In the listing below, find every line with the string "ylabel" and pull it out.

————————

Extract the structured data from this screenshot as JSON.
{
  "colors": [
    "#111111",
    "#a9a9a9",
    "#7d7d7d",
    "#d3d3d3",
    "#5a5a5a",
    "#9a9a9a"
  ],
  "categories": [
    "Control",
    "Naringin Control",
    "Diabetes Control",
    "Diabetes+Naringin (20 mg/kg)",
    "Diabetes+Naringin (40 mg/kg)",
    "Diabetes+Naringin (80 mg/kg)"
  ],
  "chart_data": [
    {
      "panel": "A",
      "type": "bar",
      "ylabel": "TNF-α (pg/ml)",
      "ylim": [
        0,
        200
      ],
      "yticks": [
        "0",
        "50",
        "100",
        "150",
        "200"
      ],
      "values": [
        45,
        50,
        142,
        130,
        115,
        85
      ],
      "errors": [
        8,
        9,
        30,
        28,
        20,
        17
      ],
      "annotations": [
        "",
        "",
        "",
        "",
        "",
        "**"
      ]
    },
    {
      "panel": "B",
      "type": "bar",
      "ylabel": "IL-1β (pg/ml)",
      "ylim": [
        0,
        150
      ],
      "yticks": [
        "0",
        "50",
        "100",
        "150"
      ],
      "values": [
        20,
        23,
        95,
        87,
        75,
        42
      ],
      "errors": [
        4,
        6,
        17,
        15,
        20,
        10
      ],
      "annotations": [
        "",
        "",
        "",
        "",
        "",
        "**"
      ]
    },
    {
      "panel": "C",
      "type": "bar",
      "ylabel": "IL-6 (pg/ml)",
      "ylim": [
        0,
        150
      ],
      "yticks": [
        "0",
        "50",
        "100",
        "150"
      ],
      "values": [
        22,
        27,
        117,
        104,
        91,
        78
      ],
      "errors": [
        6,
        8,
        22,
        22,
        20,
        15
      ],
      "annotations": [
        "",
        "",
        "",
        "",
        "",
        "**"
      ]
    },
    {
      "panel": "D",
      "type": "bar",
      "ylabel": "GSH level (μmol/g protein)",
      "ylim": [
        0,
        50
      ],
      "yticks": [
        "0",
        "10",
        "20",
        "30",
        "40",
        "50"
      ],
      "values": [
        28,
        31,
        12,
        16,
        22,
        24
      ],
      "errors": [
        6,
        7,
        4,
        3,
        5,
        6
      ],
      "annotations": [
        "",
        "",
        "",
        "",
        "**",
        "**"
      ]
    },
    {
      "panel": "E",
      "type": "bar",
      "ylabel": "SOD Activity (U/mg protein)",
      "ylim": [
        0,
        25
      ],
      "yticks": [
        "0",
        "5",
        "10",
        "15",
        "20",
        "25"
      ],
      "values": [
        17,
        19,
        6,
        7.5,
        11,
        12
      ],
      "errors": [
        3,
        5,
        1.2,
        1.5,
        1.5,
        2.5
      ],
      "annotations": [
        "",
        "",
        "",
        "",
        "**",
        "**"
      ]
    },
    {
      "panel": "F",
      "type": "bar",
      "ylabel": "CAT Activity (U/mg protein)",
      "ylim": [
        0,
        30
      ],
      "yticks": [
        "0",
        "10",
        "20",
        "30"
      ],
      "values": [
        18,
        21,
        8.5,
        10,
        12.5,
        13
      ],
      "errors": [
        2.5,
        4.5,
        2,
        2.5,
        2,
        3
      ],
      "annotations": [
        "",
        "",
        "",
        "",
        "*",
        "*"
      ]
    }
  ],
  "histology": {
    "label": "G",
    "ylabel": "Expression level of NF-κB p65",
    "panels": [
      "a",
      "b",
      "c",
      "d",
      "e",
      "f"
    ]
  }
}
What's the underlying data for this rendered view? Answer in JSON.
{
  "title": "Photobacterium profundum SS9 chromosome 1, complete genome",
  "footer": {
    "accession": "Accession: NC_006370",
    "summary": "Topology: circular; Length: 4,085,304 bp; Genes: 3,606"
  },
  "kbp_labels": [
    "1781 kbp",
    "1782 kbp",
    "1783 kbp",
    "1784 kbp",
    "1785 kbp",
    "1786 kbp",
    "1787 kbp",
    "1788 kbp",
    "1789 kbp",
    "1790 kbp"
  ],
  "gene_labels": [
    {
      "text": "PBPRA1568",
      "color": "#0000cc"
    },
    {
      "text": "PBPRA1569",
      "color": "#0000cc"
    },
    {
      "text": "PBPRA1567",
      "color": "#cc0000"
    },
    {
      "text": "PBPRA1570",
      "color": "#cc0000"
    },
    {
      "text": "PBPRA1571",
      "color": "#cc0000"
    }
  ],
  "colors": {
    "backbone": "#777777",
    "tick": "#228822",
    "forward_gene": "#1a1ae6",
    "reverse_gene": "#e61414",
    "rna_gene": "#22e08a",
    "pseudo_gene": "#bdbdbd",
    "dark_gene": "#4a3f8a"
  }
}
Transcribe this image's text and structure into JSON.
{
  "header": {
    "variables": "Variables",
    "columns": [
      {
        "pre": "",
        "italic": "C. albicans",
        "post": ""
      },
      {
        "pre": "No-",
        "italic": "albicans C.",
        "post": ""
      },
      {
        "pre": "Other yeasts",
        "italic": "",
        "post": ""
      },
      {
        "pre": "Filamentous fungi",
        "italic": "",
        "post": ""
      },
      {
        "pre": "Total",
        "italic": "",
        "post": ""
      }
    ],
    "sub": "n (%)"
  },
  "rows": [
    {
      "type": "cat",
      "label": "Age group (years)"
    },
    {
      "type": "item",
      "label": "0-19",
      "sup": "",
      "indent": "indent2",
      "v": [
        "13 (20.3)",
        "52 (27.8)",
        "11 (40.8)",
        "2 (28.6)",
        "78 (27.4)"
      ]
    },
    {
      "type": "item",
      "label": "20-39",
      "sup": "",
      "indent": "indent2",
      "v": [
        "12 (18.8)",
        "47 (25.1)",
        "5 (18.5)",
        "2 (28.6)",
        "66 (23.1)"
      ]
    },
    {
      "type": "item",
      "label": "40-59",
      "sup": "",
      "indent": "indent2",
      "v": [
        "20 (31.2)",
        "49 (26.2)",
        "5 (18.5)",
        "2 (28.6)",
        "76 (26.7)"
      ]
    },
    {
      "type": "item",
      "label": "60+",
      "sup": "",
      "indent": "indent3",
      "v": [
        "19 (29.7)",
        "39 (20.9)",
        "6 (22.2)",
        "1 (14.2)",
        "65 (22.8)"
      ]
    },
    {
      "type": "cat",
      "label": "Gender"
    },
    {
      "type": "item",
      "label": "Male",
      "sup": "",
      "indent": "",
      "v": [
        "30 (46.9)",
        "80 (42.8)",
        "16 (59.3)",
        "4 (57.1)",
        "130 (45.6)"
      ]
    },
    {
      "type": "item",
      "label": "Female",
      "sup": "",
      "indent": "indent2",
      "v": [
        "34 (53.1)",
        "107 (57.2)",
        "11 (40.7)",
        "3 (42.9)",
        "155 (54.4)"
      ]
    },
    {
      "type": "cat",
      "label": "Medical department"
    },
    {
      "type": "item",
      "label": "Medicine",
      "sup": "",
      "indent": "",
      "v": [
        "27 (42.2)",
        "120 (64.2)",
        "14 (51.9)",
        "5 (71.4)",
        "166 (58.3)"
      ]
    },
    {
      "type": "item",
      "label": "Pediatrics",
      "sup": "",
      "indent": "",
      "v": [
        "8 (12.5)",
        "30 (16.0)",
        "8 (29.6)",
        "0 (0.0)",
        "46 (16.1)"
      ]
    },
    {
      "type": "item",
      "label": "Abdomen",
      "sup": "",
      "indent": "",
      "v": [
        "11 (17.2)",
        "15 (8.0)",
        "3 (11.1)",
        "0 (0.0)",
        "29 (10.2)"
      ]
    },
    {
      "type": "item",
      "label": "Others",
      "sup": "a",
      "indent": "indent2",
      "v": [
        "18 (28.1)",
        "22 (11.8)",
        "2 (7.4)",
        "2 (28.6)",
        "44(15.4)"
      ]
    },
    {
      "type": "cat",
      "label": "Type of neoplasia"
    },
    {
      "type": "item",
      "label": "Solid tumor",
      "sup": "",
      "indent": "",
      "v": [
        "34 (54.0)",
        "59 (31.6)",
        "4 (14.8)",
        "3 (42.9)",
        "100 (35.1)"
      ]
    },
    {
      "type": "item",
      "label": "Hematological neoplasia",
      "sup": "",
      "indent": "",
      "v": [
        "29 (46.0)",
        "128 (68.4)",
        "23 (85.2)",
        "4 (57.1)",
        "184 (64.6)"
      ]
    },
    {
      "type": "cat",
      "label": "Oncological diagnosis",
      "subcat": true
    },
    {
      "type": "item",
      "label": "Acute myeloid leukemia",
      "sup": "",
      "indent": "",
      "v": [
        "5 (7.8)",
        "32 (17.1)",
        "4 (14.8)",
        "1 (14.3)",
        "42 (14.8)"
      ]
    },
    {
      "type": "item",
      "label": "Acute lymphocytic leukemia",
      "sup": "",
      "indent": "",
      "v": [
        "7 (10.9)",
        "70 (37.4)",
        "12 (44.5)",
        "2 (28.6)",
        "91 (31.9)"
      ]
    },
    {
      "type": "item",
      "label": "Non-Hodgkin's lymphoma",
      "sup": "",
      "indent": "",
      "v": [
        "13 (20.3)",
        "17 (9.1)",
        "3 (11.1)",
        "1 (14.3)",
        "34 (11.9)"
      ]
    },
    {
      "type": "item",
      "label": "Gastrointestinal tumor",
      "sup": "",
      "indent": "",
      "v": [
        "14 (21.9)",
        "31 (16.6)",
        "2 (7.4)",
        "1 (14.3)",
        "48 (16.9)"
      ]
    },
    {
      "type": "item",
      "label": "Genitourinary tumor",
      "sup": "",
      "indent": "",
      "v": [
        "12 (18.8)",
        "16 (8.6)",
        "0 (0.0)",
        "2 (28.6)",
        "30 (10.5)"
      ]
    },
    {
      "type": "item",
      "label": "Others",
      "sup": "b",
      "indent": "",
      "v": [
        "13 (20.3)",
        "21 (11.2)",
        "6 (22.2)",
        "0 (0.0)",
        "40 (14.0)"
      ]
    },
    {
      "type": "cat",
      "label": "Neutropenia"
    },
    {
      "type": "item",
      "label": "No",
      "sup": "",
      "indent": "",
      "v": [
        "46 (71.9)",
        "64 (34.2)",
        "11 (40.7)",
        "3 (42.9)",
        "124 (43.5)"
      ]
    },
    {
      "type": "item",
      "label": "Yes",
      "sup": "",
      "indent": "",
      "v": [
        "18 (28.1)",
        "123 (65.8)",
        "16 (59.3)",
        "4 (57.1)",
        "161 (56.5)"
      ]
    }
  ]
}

————————

• _Reply_
      "ylabel": "TNF-α (pg/ml)",
      "ylabel": "IL-1β (pg/ml)",
      "ylabel": "IL-6 (pg/ml)",
      "ylabel": "GSH level (μmol/g protein)",
      "ylabel": "SOD Activity (U/mg protein)",
      "ylabel": "CAT Activity (U/mg protein)",
    "ylabel": "Expression level of NF-κB p65",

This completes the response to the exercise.